### Problem statement
Rewrite the listing below, putting "clickable" in place of every "interactable" and leaving all other text as it stands.

### Records for the task
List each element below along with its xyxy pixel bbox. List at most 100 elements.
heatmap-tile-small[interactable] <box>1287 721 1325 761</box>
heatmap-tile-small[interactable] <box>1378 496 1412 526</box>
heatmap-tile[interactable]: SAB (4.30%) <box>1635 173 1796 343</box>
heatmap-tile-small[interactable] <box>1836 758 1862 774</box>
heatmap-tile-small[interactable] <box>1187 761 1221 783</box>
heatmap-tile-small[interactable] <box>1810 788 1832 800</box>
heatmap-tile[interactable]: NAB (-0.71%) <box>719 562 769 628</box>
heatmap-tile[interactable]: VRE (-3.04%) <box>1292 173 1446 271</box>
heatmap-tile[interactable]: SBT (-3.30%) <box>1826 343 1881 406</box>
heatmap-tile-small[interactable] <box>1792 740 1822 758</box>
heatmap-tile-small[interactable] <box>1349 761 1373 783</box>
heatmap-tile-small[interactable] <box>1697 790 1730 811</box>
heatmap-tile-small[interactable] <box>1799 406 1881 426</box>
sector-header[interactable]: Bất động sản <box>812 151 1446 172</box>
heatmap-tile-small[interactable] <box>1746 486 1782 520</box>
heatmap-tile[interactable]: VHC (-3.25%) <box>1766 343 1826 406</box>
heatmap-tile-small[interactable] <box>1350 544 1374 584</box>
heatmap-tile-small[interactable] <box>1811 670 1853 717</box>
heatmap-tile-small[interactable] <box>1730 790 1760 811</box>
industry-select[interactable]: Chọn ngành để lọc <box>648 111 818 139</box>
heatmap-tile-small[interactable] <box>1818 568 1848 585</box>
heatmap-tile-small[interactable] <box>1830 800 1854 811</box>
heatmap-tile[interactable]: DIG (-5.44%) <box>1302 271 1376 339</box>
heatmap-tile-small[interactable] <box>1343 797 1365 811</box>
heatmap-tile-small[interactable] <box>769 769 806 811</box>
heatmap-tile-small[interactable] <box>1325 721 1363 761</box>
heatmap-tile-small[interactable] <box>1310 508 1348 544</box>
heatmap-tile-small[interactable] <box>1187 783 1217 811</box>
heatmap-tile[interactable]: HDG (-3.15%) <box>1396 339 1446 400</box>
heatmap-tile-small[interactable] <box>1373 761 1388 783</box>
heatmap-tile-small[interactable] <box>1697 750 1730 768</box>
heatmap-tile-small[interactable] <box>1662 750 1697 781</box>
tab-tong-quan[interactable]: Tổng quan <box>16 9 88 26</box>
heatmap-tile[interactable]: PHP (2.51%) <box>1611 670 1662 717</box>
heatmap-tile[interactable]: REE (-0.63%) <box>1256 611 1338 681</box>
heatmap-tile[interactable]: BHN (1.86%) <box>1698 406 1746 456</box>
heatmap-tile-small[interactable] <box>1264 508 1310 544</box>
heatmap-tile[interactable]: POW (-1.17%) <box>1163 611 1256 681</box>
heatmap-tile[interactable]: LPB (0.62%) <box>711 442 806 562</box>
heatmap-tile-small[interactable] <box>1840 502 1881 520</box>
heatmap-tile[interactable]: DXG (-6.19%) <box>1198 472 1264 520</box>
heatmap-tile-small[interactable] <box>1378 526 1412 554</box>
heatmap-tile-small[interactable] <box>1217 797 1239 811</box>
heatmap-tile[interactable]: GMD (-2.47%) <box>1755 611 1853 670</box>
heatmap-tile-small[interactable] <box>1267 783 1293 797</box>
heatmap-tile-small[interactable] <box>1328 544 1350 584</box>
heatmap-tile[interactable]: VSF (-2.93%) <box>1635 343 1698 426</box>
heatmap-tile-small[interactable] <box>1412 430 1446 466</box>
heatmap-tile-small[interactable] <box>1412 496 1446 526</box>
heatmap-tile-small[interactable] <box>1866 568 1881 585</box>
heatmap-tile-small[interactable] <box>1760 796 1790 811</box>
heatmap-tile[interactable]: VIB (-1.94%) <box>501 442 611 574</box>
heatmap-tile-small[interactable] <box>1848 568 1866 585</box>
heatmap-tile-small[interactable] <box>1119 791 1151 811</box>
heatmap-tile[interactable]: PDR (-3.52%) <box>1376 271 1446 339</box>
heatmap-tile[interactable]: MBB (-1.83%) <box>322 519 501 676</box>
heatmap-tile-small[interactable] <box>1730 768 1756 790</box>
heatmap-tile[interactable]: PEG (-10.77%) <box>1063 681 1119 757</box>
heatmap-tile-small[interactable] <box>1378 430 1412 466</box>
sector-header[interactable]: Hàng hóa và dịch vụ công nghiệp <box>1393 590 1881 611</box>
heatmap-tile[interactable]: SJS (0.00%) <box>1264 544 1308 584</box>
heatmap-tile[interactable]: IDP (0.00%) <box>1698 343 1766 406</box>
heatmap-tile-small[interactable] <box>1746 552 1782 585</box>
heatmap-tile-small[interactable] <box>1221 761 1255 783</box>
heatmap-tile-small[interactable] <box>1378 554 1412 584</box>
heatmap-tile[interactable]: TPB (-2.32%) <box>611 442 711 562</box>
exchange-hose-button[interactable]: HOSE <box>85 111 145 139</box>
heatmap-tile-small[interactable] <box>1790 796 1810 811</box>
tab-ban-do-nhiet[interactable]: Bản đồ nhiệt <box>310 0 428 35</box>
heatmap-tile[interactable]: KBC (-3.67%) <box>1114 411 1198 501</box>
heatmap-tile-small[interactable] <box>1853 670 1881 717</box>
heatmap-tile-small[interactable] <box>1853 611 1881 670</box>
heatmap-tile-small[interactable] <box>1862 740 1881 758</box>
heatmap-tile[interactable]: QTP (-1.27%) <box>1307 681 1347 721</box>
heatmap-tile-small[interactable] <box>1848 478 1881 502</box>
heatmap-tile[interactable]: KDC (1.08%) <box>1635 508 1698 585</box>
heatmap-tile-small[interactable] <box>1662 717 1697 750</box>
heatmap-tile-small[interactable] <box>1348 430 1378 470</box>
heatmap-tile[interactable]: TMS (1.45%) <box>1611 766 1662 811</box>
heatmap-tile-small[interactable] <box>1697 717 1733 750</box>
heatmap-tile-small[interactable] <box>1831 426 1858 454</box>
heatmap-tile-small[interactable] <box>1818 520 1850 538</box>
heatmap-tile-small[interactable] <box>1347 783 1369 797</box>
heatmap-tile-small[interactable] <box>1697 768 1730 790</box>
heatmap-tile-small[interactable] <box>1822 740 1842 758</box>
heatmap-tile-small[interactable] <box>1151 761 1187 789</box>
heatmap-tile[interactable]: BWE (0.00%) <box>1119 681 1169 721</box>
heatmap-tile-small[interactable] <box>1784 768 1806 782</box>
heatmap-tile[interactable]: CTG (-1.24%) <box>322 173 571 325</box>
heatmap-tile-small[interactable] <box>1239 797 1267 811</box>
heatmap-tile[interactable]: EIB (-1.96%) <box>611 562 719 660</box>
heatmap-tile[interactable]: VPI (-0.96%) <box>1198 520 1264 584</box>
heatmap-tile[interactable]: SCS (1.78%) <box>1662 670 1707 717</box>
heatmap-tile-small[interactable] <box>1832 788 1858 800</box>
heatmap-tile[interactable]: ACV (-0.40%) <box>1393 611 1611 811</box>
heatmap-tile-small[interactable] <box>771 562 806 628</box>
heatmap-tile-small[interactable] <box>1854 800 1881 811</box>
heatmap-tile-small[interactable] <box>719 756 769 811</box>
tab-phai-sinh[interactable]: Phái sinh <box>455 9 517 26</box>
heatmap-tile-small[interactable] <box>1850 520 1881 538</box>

### Finished exercise
List each element below along with its xyxy pixel bbox. List at most 100 elements.
heatmap-tile-small[clickable] <box>1287 721 1325 761</box>
heatmap-tile-small[clickable] <box>1378 496 1412 526</box>
heatmap-tile[clickable]: SAB (4.30%) <box>1635 173 1796 343</box>
heatmap-tile-small[clickable] <box>1836 758 1862 774</box>
heatmap-tile-small[clickable] <box>1187 761 1221 783</box>
heatmap-tile-small[clickable] <box>1810 788 1832 800</box>
heatmap-tile[clickable]: NAB (-0.71%) <box>719 562 769 628</box>
heatmap-tile[clickable]: VRE (-3.04%) <box>1292 173 1446 271</box>
heatmap-tile[clickable]: SBT (-3.30%) <box>1826 343 1881 406</box>
heatmap-tile-small[clickable] <box>1792 740 1822 758</box>
heatmap-tile-small[clickable] <box>1349 761 1373 783</box>
heatmap-tile-small[clickable] <box>1697 790 1730 811</box>
heatmap-tile-small[clickable] <box>1799 406 1881 426</box>
sector-header[clickable]: Bất động sản <box>812 151 1446 172</box>
heatmap-tile-small[clickable] <box>1746 486 1782 520</box>
heatmap-tile[clickable]: VHC (-3.25%) <box>1766 343 1826 406</box>
heatmap-tile-small[clickable] <box>1350 544 1374 584</box>
heatmap-tile-small[clickable] <box>1811 670 1853 717</box>
heatmap-tile-small[clickable] <box>1730 790 1760 811</box>
industry-select[clickable]: Chọn ngành để lọc <box>648 111 818 139</box>
heatmap-tile-small[clickable] <box>1818 568 1848 585</box>
heatmap-tile-small[clickable] <box>1830 800 1854 811</box>
heatmap-tile[clickable]: DIG (-5.44%) <box>1302 271 1376 339</box>
heatmap-tile-small[clickable] <box>1343 797 1365 811</box>
heatmap-tile-small[clickable] <box>769 769 806 811</box>
heatmap-tile-small[clickable] <box>1325 721 1363 761</box>
heatmap-tile-small[clickable] <box>1310 508 1348 544</box>
heatmap-tile-small[clickable] <box>1187 783 1217 811</box>
heatmap-tile[clickable]: HDG (-3.15%) <box>1396 339 1446 400</box>
heatmap-tile-small[clickable] <box>1373 761 1388 783</box>
heatmap-tile-small[clickable] <box>1697 750 1730 768</box>
heatmap-tile-small[clickable] <box>1662 750 1697 781</box>
tab-tong-quan[clickable]: Tổng quan <box>16 9 88 26</box>
heatmap-tile[clickable]: PHP (2.51%) <box>1611 670 1662 717</box>
heatmap-tile[clickable]: REE (-0.63%) <box>1256 611 1338 681</box>
heatmap-tile[clickable]: BHN (1.86%) <box>1698 406 1746 456</box>
heatmap-tile-small[clickable] <box>1264 508 1310 544</box>
heatmap-tile[clickable]: POW (-1.17%) <box>1163 611 1256 681</box>
heatmap-tile[clickable]: LPB (0.62%) <box>711 442 806 562</box>
heatmap-tile-small[clickable] <box>1840 502 1881 520</box>
heatmap-tile[clickable]: DXG (-6.19%) <box>1198 472 1264 520</box>
heatmap-tile-small[clickable] <box>1378 526 1412 554</box>
heatmap-tile-small[clickable] <box>1217 797 1239 811</box>
heatmap-tile[clickable]: GMD (-2.47%) <box>1755 611 1853 670</box>
heatmap-tile-small[clickable] <box>1267 783 1293 797</box>
heatmap-tile-small[clickable] <box>1328 544 1350 584</box>
heatmap-tile[clickable]: VSF (-2.93%) <box>1635 343 1698 426</box>
heatmap-tile-small[clickable] <box>1412 430 1446 466</box>
heatmap-tile-small[clickable] <box>1412 496 1446 526</box>
heatmap-tile-small[clickable] <box>1866 568 1881 585</box>
heatmap-tile-small[clickable] <box>1760 796 1790 811</box>
heatmap-tile[clickable]: VIB (-1.94%) <box>501 442 611 574</box>
heatmap-tile-small[clickable] <box>1848 568 1866 585</box>
heatmap-tile-small[clickable] <box>1119 791 1151 811</box>
heatmap-tile[clickable]: PDR (-3.52%) <box>1376 271 1446 339</box>
heatmap-tile[clickable]: MBB (-1.83%) <box>322 519 501 676</box>
heatmap-tile-small[clickable] <box>1730 768 1756 790</box>
heatmap-tile[clickable]: PEG (-10.77%) <box>1063 681 1119 757</box>
heatmap-tile-small[clickable] <box>1378 430 1412 466</box>
sector-header[clickable]: Hàng hóa và dịch vụ công nghiệp <box>1393 590 1881 611</box>
heatmap-tile[clickable]: SJS (0.00%) <box>1264 544 1308 584</box>
heatmap-tile[clickable]: IDP (0.00%) <box>1698 343 1766 406</box>
heatmap-tile-small[clickable] <box>1746 552 1782 585</box>
heatmap-tile-small[clickable] <box>1221 761 1255 783</box>
heatmap-tile-small[clickable] <box>1378 554 1412 584</box>
heatmap-tile[clickable]: TPB (-2.32%) <box>611 442 711 562</box>
exchange-hose-button[clickable]: HOSE <box>85 111 145 139</box>
heatmap-tile-small[clickable] <box>1790 796 1810 811</box>
tab-ban-do-nhiet[clickable]: Bản đồ nhiệt <box>310 0 428 35</box>
heatmap-tile[clickable]: KBC (-3.67%) <box>1114 411 1198 501</box>
heatmap-tile-small[clickable] <box>1853 670 1881 717</box>
heatmap-tile-small[clickable] <box>1853 611 1881 670</box>
heatmap-tile-small[clickable] <box>1862 740 1881 758</box>
heatmap-tile[clickable]: QTP (-1.27%) <box>1307 681 1347 721</box>
heatmap-tile-small[clickable] <box>1848 478 1881 502</box>
heatmap-tile[clickable]: KDC (1.08%) <box>1635 508 1698 585</box>
heatmap-tile-small[clickable] <box>1662 717 1697 750</box>
heatmap-tile-small[clickable] <box>1348 430 1378 470</box>
heatmap-tile[clickable]: TMS (1.45%) <box>1611 766 1662 811</box>
heatmap-tile-small[clickable] <box>1697 717 1733 750</box>
heatmap-tile-small[clickable] <box>1831 426 1858 454</box>
heatmap-tile-small[clickable] <box>1818 520 1850 538</box>
heatmap-tile-small[clickable] <box>1347 783 1369 797</box>
heatmap-tile-small[clickable] <box>1697 768 1730 790</box>
heatmap-tile-small[clickable] <box>1822 740 1842 758</box>
heatmap-tile-small[clickable] <box>1151 761 1187 789</box>
heatmap-tile[clickable]: BWE (0.00%) <box>1119 681 1169 721</box>
heatmap-tile-small[clickable] <box>1784 768 1806 782</box>
heatmap-tile[clickable]: CTG (-1.24%) <box>322 173 571 325</box>
heatmap-tile-small[clickable] <box>1239 797 1267 811</box>
heatmap-tile[clickable]: EIB (-1.96%) <box>611 562 719 660</box>
heatmap-tile[clickable]: VPI (-0.96%) <box>1198 520 1264 584</box>
heatmap-tile[clickable]: SCS (1.78%) <box>1662 670 1707 717</box>
heatmap-tile-small[clickable] <box>1832 788 1858 800</box>
heatmap-tile[clickable]: ACV (-0.40%) <box>1393 611 1611 811</box>
heatmap-tile-small[clickable] <box>771 562 806 628</box>
heatmap-tile-small[clickable] <box>1854 800 1881 811</box>
heatmap-tile-small[clickable] <box>719 756 769 811</box>
tab-phai-sinh[clickable]: Phái sinh <box>455 9 517 26</box>
heatmap-tile-small[clickable] <box>1850 520 1881 538</box>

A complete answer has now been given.